§ **WHAT IS ASKED**:
Locate the string "Carmichael" in the records below. Copy every line where it occurs.
** start of SUPPLIED MATERIAL **
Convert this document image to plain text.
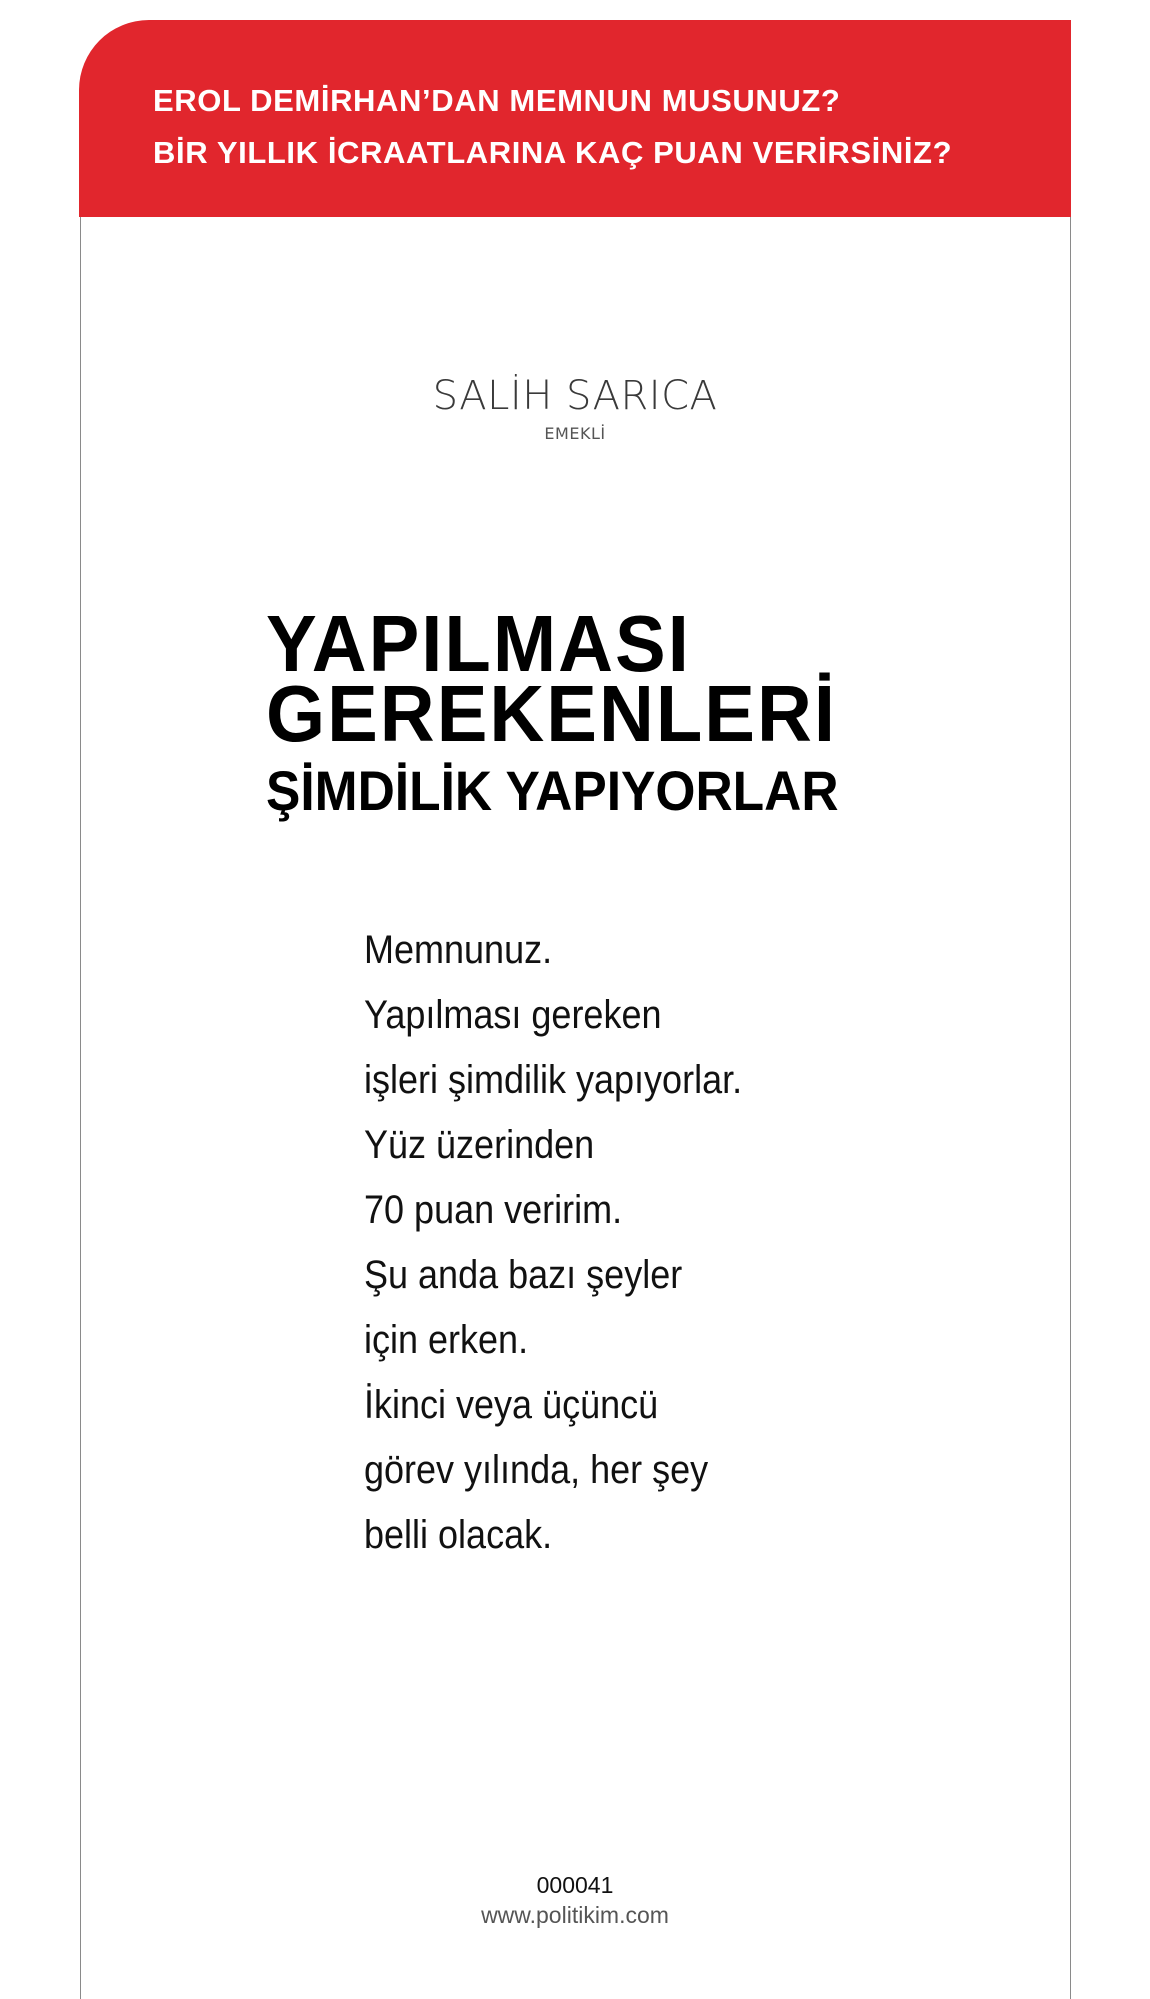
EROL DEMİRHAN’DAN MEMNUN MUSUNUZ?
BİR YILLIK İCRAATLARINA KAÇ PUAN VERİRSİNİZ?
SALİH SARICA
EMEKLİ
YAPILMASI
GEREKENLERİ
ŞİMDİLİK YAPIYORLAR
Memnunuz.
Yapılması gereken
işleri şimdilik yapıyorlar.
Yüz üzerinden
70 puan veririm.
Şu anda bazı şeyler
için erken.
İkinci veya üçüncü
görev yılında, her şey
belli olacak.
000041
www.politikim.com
** end of SUPPLIED MATERIAL **
** start of SUPPLIED MATERIAL **
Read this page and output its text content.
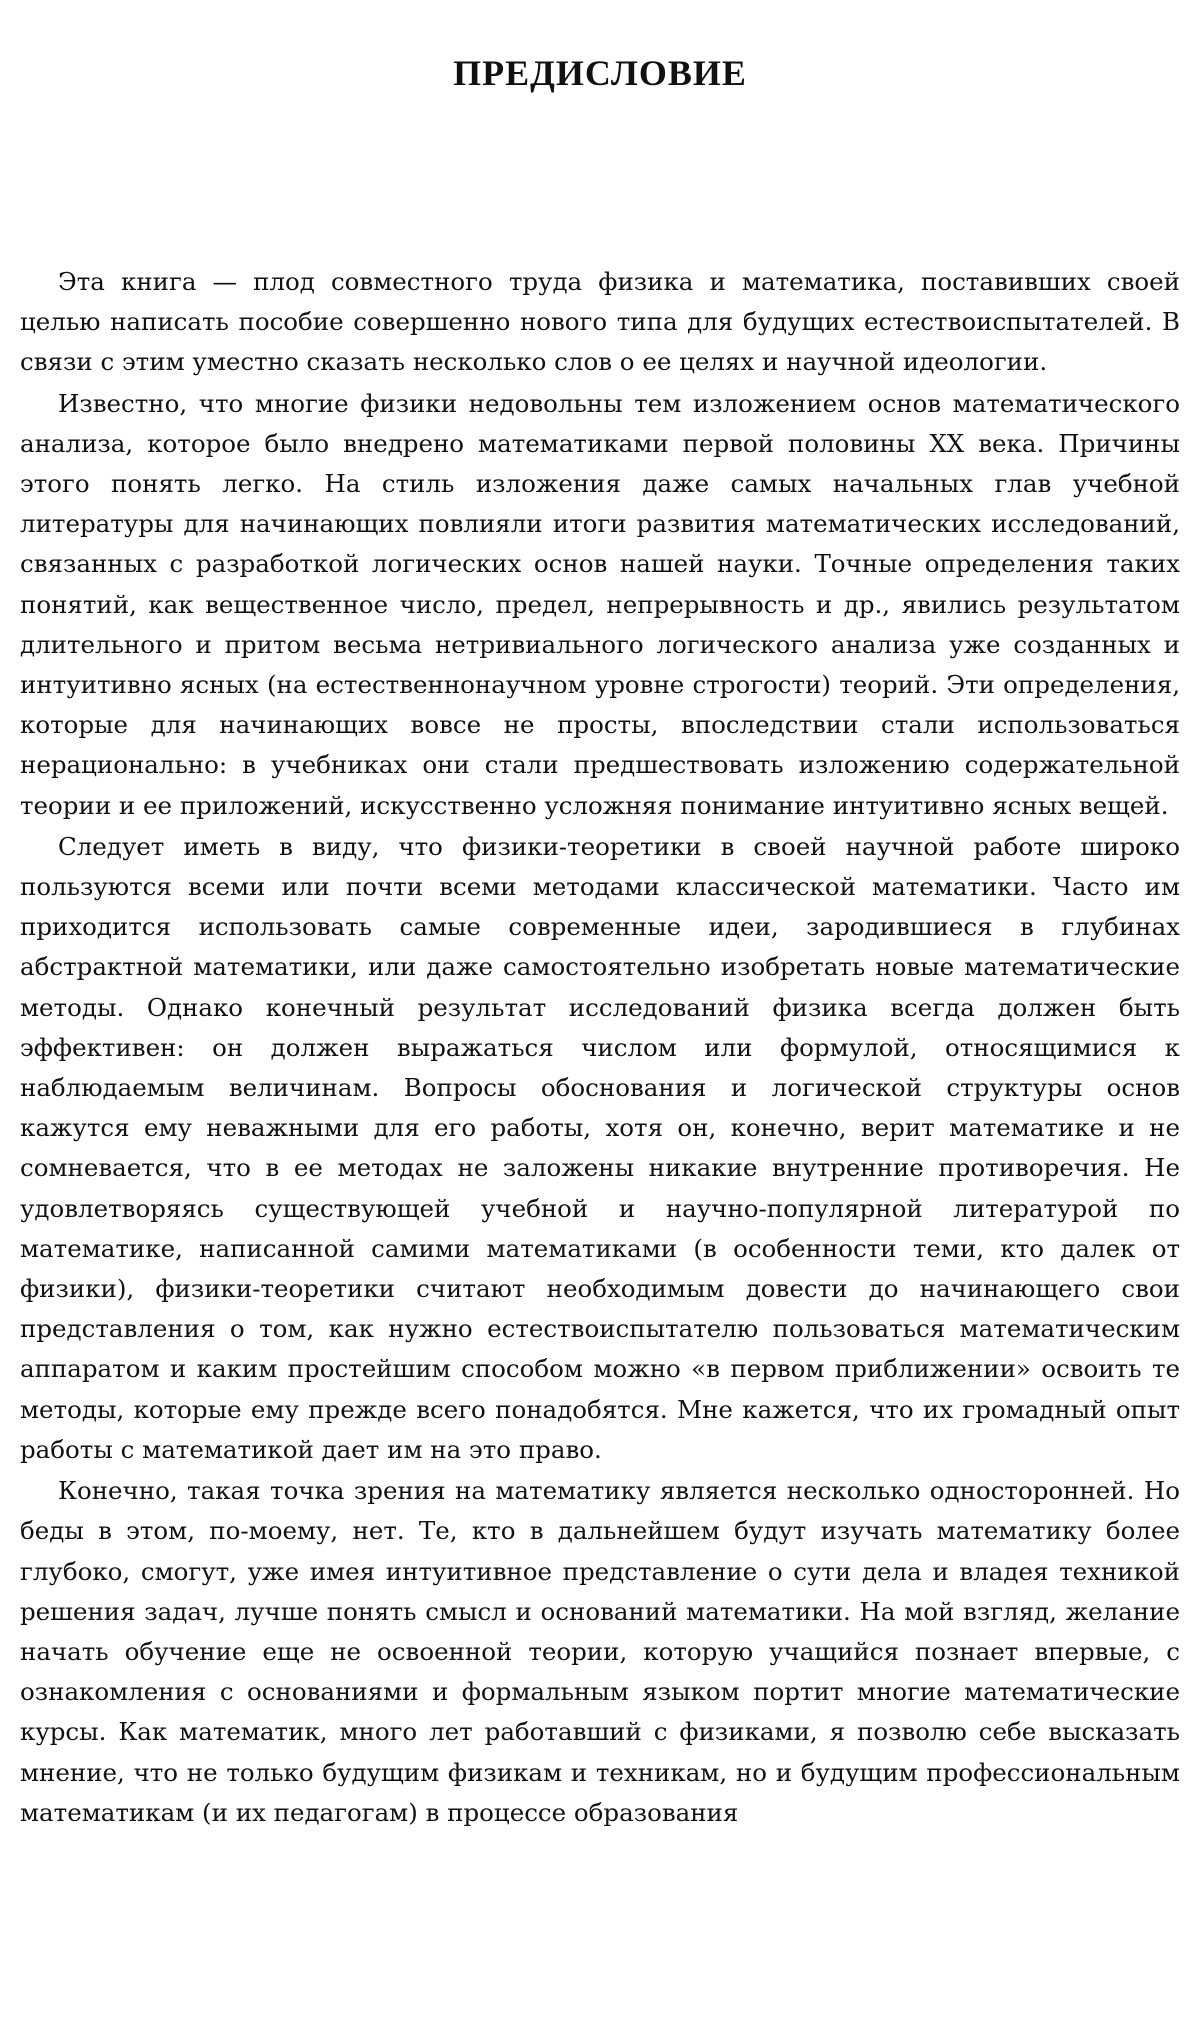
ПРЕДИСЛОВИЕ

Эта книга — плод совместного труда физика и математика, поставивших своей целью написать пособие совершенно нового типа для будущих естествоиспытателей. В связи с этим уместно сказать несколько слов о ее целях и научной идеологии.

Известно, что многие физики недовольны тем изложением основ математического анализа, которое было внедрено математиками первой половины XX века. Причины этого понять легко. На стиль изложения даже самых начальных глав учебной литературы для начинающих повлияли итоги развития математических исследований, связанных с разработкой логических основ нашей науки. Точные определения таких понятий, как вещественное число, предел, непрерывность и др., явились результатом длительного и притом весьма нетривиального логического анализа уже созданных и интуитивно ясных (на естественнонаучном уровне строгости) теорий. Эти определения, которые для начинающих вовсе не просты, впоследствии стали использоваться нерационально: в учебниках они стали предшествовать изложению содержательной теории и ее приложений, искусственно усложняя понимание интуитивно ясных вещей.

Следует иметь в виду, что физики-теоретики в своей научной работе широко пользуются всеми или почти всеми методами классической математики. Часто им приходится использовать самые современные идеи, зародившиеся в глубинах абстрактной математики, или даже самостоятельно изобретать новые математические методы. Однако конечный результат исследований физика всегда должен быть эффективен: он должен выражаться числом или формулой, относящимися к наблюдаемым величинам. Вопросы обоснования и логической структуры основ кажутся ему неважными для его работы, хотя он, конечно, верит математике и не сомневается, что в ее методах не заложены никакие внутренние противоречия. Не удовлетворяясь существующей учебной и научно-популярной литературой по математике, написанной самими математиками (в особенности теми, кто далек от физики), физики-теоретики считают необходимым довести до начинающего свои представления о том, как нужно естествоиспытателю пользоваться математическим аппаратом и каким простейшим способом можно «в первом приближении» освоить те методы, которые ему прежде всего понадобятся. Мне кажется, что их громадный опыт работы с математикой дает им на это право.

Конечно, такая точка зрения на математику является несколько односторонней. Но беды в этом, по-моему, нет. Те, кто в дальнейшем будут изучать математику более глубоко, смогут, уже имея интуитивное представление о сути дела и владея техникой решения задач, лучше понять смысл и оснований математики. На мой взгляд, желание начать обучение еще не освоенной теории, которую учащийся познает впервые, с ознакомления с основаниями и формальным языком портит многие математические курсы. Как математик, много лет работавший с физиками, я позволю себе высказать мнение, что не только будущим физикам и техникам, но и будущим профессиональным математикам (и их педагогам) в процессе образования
** end of SUPPLIED MATERIAL **
** start of SUPPLIED MATERIAL **
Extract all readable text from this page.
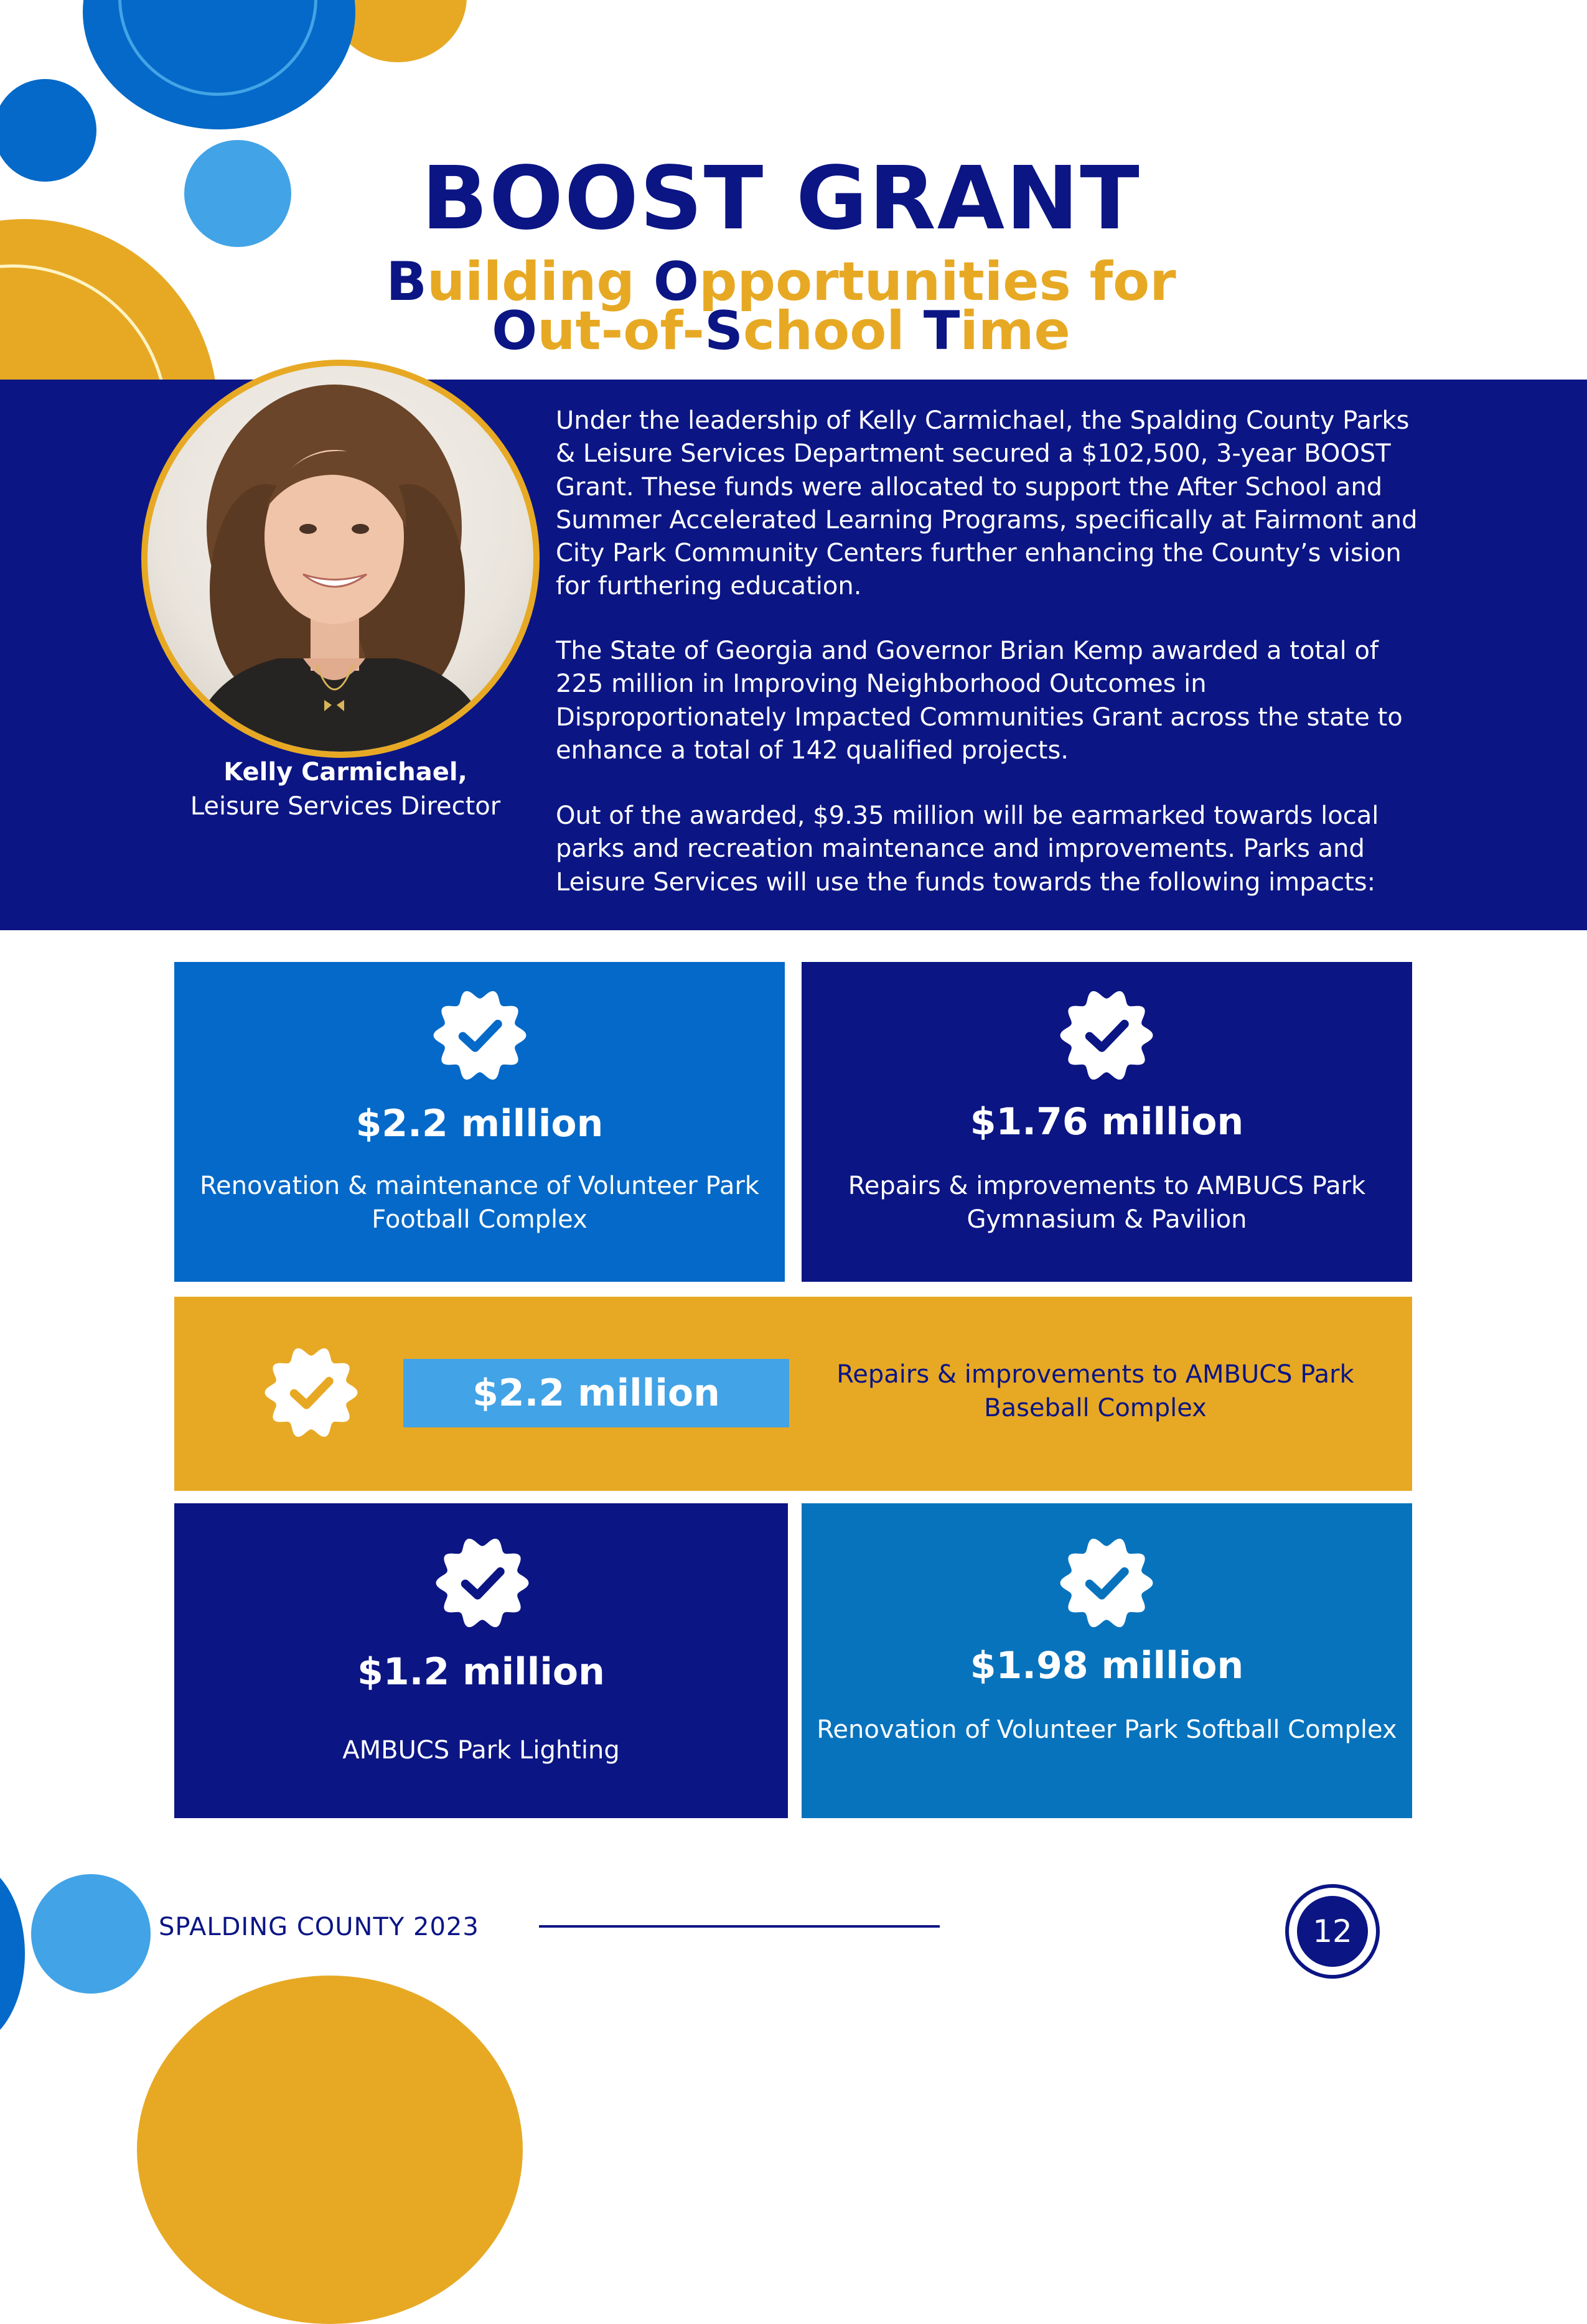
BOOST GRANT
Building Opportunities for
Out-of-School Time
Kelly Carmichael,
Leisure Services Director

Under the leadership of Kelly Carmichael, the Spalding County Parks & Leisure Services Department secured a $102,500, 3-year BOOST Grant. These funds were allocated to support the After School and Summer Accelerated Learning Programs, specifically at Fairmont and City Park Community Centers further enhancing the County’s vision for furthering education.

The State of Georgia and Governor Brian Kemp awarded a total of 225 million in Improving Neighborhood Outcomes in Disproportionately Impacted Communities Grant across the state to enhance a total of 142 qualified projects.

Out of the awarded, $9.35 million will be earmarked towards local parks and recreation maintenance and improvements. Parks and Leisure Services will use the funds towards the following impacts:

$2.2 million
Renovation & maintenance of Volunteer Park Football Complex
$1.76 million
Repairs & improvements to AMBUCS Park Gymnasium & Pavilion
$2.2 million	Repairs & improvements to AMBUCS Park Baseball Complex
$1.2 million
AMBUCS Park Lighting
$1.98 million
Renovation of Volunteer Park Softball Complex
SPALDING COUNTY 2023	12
** end of SUPPLIED MATERIAL **
§ **RESULT OF THE EXERCISE**:
Kelly Carmichael,
Under the leadership of Kelly Carmichael, the Spalding County Parks & Leisure Services Department secured a $102,500, 3-year BOOST Grant. These funds were allocated to support the After School and Summer Accelerated Learning Programs, specifically at Fairmont and City Park Community Centers further enhancing the County’s vision for furthering education.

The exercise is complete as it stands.